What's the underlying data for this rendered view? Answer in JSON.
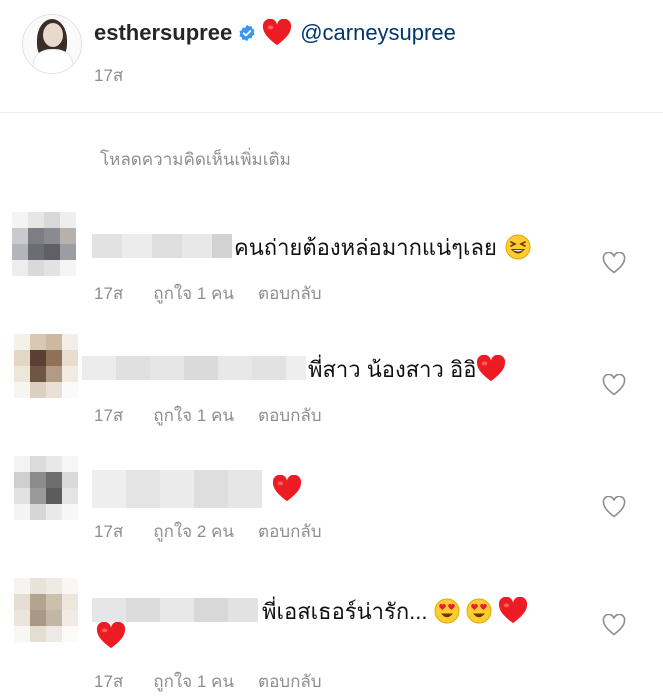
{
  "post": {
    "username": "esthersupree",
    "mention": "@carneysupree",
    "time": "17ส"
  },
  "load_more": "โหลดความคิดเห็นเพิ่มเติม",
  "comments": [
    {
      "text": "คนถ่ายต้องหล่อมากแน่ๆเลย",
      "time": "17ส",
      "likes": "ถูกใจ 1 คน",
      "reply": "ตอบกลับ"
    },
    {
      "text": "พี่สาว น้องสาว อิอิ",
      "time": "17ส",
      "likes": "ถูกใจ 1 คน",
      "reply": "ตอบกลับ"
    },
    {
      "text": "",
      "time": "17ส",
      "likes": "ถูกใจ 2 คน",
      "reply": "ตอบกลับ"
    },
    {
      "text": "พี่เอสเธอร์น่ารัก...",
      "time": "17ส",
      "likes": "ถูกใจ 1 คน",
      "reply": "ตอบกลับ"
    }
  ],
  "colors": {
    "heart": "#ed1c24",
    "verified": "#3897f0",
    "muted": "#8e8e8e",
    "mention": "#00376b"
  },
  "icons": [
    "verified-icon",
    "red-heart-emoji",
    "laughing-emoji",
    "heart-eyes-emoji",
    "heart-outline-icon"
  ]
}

(STATED TASK)
From the entries above, copy every line where the word "heart" shows up.

(SOLUTION TO THIS TASK)
    "heart": "#ed1c24",
    "red-heart-emoji",
    "heart-eyes-emoji",
    "heart-outline-icon"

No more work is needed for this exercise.